═════ Input for this task
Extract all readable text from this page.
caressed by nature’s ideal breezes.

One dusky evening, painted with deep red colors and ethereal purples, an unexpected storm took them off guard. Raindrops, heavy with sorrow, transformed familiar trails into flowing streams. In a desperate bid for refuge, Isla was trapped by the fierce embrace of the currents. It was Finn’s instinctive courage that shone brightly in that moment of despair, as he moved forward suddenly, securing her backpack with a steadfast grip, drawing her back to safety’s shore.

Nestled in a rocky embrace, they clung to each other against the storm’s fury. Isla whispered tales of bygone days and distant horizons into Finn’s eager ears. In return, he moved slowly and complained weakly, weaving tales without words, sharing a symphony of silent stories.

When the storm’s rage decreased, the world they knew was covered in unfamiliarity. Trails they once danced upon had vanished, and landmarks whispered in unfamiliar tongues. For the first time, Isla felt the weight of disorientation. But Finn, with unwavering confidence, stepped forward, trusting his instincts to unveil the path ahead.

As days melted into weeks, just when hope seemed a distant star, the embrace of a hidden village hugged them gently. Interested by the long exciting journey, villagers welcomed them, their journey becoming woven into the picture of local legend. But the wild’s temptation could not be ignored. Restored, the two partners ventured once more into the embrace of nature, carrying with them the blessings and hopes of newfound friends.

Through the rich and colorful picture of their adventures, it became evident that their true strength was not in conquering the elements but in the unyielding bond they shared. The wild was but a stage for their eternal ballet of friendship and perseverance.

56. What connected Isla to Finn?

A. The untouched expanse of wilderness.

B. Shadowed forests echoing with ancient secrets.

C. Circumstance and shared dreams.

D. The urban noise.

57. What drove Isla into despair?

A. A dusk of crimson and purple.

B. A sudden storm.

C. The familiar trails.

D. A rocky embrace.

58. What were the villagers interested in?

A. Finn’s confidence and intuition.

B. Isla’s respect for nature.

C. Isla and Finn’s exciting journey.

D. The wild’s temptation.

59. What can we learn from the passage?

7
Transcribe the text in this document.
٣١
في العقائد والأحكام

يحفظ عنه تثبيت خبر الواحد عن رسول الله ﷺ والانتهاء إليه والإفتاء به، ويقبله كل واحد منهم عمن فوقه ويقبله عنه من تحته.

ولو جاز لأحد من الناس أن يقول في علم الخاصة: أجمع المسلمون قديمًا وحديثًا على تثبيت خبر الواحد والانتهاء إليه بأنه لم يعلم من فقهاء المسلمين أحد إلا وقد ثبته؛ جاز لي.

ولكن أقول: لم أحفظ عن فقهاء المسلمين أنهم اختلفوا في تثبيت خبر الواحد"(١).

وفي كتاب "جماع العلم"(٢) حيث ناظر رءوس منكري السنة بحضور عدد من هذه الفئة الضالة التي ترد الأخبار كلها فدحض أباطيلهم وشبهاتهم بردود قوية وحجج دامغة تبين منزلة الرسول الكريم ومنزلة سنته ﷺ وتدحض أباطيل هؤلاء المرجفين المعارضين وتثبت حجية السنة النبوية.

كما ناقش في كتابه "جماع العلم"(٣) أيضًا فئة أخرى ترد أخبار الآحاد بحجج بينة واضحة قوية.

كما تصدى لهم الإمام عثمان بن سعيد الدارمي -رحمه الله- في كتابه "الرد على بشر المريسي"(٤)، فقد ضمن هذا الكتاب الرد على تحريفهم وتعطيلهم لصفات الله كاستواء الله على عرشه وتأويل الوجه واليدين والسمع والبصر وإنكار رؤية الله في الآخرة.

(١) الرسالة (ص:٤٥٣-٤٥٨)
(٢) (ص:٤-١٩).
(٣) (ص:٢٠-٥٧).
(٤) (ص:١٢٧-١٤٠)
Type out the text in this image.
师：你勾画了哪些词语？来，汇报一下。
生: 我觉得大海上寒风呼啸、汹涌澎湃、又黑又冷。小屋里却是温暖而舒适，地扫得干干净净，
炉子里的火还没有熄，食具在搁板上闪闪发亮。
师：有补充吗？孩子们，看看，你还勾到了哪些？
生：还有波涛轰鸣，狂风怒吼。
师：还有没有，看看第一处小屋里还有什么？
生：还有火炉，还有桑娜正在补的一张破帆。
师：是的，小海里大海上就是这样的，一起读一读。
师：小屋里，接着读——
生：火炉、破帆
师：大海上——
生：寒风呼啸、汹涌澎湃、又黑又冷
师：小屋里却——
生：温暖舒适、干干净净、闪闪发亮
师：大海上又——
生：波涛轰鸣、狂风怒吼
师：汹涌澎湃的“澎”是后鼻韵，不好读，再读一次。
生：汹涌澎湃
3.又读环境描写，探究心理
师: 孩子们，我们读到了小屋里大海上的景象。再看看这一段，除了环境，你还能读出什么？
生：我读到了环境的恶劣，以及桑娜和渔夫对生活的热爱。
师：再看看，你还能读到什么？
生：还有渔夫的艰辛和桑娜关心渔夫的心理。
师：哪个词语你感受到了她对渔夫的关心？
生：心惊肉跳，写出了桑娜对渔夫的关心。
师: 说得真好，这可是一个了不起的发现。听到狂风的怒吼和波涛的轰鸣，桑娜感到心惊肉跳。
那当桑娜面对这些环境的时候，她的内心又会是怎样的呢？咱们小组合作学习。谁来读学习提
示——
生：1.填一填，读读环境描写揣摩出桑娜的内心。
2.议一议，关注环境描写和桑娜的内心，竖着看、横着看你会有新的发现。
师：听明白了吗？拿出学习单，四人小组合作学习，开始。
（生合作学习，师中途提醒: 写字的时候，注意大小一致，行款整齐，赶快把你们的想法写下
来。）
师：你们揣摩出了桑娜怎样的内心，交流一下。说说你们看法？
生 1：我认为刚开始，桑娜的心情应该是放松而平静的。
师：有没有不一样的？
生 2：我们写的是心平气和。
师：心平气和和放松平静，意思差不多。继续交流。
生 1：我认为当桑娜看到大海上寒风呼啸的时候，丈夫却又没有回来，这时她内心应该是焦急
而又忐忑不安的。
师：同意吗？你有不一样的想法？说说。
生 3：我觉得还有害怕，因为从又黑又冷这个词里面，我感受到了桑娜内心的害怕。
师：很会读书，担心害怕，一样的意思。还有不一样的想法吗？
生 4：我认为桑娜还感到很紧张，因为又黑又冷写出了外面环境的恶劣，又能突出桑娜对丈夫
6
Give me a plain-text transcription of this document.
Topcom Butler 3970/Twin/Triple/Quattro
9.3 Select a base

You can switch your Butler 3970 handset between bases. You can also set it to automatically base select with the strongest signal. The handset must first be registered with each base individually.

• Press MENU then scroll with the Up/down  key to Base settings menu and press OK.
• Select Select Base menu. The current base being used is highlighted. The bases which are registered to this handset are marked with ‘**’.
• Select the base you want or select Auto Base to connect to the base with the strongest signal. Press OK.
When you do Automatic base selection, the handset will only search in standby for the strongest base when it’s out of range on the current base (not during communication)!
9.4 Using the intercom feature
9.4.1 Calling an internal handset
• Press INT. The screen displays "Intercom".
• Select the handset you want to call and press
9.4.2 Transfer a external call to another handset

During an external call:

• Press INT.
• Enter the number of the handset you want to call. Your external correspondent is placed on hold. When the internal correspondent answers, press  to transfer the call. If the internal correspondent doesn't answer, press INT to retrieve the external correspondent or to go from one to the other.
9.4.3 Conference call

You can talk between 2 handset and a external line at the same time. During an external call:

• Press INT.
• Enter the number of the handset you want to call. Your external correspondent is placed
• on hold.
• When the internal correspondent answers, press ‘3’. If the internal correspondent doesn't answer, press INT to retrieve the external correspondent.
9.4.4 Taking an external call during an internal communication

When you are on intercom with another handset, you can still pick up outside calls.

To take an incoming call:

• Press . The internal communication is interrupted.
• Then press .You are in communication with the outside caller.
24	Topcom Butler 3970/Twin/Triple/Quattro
══════════
## Task to complete:
From the entries above, copy every line containing the word "internal".

## Answer for this exercise:
9.4.1 Calling an internal handset
• Enter the number of the handset you want to call. Your external correspondent is placed on hold. When the internal correspondent answers, press  to transfer the call. If the internal correspondent doesn't answer, press INT to retrieve the external correspondent or to go from one to the other.
• When the internal correspondent answers, press ‘3’. If the internal correspondent doesn't answer, press INT to retrieve the external correspondent.
9.4.4 Taking an external call during an internal communication
• Press . The internal communication is interrupted.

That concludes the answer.